— BEGIN —

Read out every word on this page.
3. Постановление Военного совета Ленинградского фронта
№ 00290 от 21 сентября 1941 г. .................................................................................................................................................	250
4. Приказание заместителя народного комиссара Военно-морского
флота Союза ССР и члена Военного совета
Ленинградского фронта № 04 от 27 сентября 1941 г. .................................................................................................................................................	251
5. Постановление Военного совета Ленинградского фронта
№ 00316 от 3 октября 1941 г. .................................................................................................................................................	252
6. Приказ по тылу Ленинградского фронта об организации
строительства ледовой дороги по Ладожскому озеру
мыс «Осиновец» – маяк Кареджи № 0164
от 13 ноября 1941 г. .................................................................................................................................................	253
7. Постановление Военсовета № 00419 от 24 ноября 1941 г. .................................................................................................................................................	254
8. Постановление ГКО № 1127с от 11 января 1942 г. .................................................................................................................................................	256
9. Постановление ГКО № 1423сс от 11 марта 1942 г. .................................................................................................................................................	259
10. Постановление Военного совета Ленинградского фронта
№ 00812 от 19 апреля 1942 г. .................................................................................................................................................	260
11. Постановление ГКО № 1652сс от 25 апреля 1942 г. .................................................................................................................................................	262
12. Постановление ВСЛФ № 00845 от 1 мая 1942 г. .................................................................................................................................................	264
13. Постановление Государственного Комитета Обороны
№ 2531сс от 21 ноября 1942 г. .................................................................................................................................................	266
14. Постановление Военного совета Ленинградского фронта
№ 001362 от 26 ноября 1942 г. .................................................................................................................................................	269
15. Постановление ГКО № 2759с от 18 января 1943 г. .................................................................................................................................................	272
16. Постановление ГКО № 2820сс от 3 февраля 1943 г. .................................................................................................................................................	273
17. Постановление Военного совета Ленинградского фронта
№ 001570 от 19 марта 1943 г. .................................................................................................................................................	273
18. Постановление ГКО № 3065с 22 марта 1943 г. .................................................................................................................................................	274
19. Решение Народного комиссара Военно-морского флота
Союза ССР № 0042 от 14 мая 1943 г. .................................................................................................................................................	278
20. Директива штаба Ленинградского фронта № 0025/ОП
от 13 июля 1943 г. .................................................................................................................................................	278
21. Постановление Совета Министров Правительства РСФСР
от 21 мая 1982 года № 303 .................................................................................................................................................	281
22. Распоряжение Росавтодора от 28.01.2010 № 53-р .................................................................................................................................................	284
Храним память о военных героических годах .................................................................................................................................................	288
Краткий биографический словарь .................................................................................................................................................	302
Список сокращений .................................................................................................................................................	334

— END —

● **EXERCISE DIRECTIONS**
Your task is to collect every line above that contains the word "морского".

● **RESULT OF THE TASK**
4. Приказание заместителя народного комиссара Военно-морского
19. Решение Народного комиссара Военно-морского флота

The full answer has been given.